## WHAT IS ASKED
Give the data again, word for word.

+ + + +

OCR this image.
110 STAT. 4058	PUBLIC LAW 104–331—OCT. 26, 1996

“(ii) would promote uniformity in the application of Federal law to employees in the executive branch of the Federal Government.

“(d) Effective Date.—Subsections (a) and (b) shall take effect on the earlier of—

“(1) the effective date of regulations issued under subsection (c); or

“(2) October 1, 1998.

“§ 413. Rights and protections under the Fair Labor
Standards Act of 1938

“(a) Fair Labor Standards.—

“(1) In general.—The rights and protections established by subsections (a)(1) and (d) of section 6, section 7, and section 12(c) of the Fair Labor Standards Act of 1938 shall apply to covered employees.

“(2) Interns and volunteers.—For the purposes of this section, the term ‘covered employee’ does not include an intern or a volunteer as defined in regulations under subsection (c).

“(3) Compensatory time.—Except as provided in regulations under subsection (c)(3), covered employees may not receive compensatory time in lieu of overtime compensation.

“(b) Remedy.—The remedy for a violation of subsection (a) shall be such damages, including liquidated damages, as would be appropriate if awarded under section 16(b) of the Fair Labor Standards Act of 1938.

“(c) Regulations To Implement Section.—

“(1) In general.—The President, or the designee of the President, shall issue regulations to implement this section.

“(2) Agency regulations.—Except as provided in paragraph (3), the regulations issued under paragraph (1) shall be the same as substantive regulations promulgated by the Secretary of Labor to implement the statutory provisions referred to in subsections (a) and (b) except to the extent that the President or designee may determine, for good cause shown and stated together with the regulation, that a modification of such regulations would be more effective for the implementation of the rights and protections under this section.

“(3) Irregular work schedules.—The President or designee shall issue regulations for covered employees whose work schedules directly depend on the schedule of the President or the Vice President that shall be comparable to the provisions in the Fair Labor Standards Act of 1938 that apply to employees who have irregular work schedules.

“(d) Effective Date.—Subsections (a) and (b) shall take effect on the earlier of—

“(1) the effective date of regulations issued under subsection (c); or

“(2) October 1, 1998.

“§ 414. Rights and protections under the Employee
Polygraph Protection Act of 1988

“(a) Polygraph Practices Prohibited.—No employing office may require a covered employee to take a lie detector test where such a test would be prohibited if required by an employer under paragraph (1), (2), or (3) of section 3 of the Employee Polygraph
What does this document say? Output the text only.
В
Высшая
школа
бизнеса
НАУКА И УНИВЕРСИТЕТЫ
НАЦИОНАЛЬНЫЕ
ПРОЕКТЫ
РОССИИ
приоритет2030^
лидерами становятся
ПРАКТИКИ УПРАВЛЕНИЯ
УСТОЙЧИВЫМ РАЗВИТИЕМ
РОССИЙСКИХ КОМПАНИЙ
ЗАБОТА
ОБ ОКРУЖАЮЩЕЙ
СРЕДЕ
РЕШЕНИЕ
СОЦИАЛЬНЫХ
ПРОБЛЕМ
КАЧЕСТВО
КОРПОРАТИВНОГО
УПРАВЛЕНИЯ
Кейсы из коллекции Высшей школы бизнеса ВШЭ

+ + + +

## TASK RESULT
OCR this image.
110 STAT. 4058	PUBLIC LAW 104–331—OCT. 26, 1996

“(ii) would promote uniformity in the application of Federal law to employees in the executive branch of the Federal Government.

“(d) Effective Date.—Subsections (a) and (b) shall take effect on the earlier of—

“(1) the effective date of regulations issued under subsection (c); or

“(2) October 1, 1998.

“§ 413. Rights and protections under the Fair Labor
Standards Act of 1938

“(a) Fair Labor Standards.—

“(1) In general.—The rights and protections established by subsections (a)(1) and (d) of section 6, section 7, and section 12(c) of the Fair Labor Standards Act of 1938 shall apply to covered employees.

“(2) Interns and volunteers.—For the purposes of this section, the term ‘covered employee’ does not include an intern or a volunteer as defined in regulations under subsection (c).

“(3) Compensatory time.—Except as provided in regulations under subsection (c)(3), covered employees may not receive compensatory time in lieu of overtime compensation.

“(b) Remedy.—The remedy for a violation of subsection (a) shall be such damages, including liquidated damages, as would be appropriate if awarded under section 16(b) of the Fair Labor Standards Act of 1938.

“(c) Regulations To Implement Section.—

“(1) In general.—The President, or the designee of the President, shall issue regulations to implement this section.

“(2) Agency regulations.—Except as provided in paragraph (3), the regulations issued under paragraph (1) shall be the same as substantive regulations promulgated by the Secretary of Labor to implement the statutory provisions referred to in subsections (a) and (b) except to the extent that the President or designee may determine, for good cause shown and stated together with the regulation, that a modification of such regulations would be more effective for the implementation of the rights and protections under this section.

“(3) Irregular work schedules.—The President or designee shall issue regulations for covered employees whose work schedules directly depend on the schedule of the President or the Vice President that shall be comparable to the provisions in the Fair Labor Standards Act of 1938 that apply to employees who have irregular work schedules.

“(d) Effective Date.—Subsections (a) and (b) shall take effect on the earlier of—

“(1) the effective date of regulations issued under subsection (c); or

“(2) October 1, 1998.

“§ 414. Rights and protections under the Employee
Polygraph Protection Act of 1988

“(a) Polygraph Practices Prohibited.—No employing office may require a covered employee to take a lie detector test where such a test would be prohibited if required by an employer under paragraph (1), (2), or (3) of section 3 of the Employee Polygraph
What does this document say? Output the text only.
В
Высшая
школа
бизнеса
НАУКА И УНИВЕРСИТЕТЫ
НАЦИОНАЛЬНЫЕ
ПРОЕКТЫ
РОССИИ
приоритет2030^
лидерами становятся
ПРАКТИКИ УПРАВЛЕНИЯ
УСТОЙЧИВЫМ РАЗВИТИЕМ
РОССИЙСКИХ КОМПАНИЙ
ЗАБОТА
ОБ ОКРУЖАЮЩЕЙ
СРЕДЕ
РЕШЕНИЕ
СОЦИАЛЬНЫХ
ПРОБЛЕМ
КАЧЕСТВО
КОРПОРАТИВНОГО
УПРАВЛЕНИЯ
Кейсы из коллекции Высшей школы бизнеса ВШЭ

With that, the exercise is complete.